*WHAT TO PRODUCE*.
Find the string "oraz" in the records. Copy every line it appears in.
┄┄┄┄┄┄┄┄┄┄
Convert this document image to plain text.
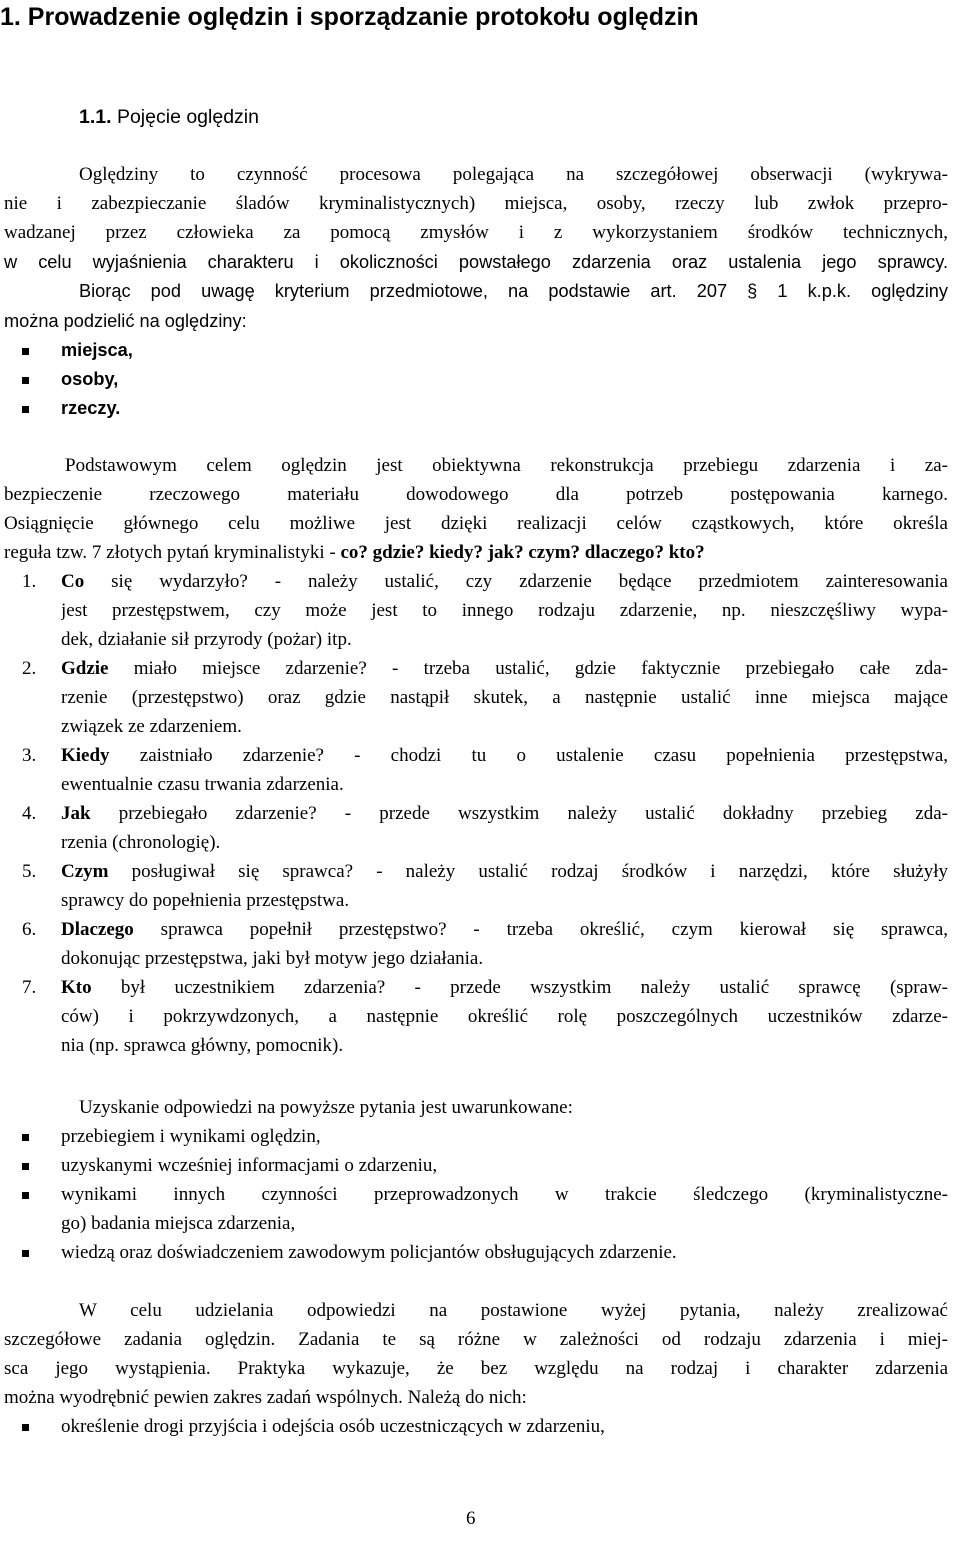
1. Prowadzenie oględzin i sporządzanie protokołu oględzin
1.1. Pojęcie oględzin
Oględziny to czynność procesowa polegająca na szczegółowej obserwacji (wykrywa-
nie i zabezpieczanie śladów kryminalistycznych) miejsca, osoby, rzeczy lub zwłok przepro-
wadzanej przez człowieka za pomocą zmysłów i z wykorzystaniem środków technicznych,
w celu wyjaśnienia charakteru i okoliczności powstałego zdarzenia oraz ustalenia jego sprawcy.
Biorąc pod uwagę kryterium przedmiotowe, na podstawie art. 207 § 1 k.p.k. oględziny
można podzielić na oględziny:
miejsca,
osoby,
rzeczy.
Podstawowym celem oględzin jest obiektywna rekonstrukcja przebiegu zdarzenia i za-
bezpieczenie rzeczowego materiału dowodowego dla potrzeb postępowania karnego.
Osiągnięcie głównego celu możliwe jest dzięki realizacji celów cząstkowych, które określa
reguła tzw. 7 złotych pytań kryminalistyki - co? gdzie? kiedy? jak? czym? dlaczego? kto?
1. Co się wydarzyło? - należy ustalić, czy zdarzenie będące przedmiotem zainteresowania
jest przestępstwem, czy może jest to innego rodzaju zdarzenie, np. nieszczęśliwy wypa-
dek, działanie sił przyrody (pożar) itp.
2. Gdzie miało miejsce zdarzenie? - trzeba ustalić, gdzie faktycznie przebiegało całe zda-
rzenie (przestępstwo) oraz gdzie nastąpił skutek, a następnie ustalić inne miejsca mające
związek ze zdarzeniem.
3. Kiedy zaistniało zdarzenie? - chodzi tu o ustalenie czasu popełnienia przestępstwa,
ewentualnie czasu trwania zdarzenia.
4. Jak przebiegało zdarzenie? - przede wszystkim należy ustalić dokładny przebieg zda-
rzenia (chronologię).
5. Czym posługiwał się sprawca? - należy ustalić rodzaj środków i narzędzi, które służyły
sprawcy do popełnienia przestępstwa.
6. Dlaczego sprawca popełnił przestępstwo? - trzeba określić, czym kierował się sprawca,
dokonując przestępstwa, jaki był motyw jego działania.
7. Kto był uczestnikiem zdarzenia? - przede wszystkim należy ustalić sprawcę (spraw-
ców) i pokrzywdzonych, a następnie określić rolę poszczególnych uczestników zdarze-
nia (np. sprawca główny, pomocnik).
Uzyskanie odpowiedzi na powyższe pytania jest uwarunkowane:
przebiegiem i wynikami oględzin,
uzyskanymi wcześniej informacjami o zdarzeniu,
wynikami innych czynności przeprowadzonych w trakcie śledczego (kryminalistyczne-
go) badania miejsca zdarzenia,
wiedzą oraz doświadczeniem zawodowym policjantów obsługujących zdarzenie.
W celu udzielania odpowiedzi na postawione wyżej pytania, należy zrealizować
szczegółowe zadania oględzin. Zadania te są różne w zależności od rodzaju zdarzenia i miej-
sca jego wystąpienia. Praktyka wykazuje, że bez względu na rodzaj i charakter zdarzenia
można wyodrębnić pewien zakres zadań wspólnych. Należą do nich:
określenie drogi przyjścia i odejścia osób uczestniczących w zdarzeniu,
6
┄┄┄┄┄┄┄┄┄┄
*REPLY TO THE TASK*.
w celu wyjaśnienia charakteru i okoliczności powstałego zdarzenia oraz ustalenia jego sprawcy.
rzenie (przestępstwo) oraz gdzie nastąpił skutek, a następnie ustalić inne miejsca mające
wiedzą oraz doświadczeniem zawodowym policjantów obsługujących zdarzenie.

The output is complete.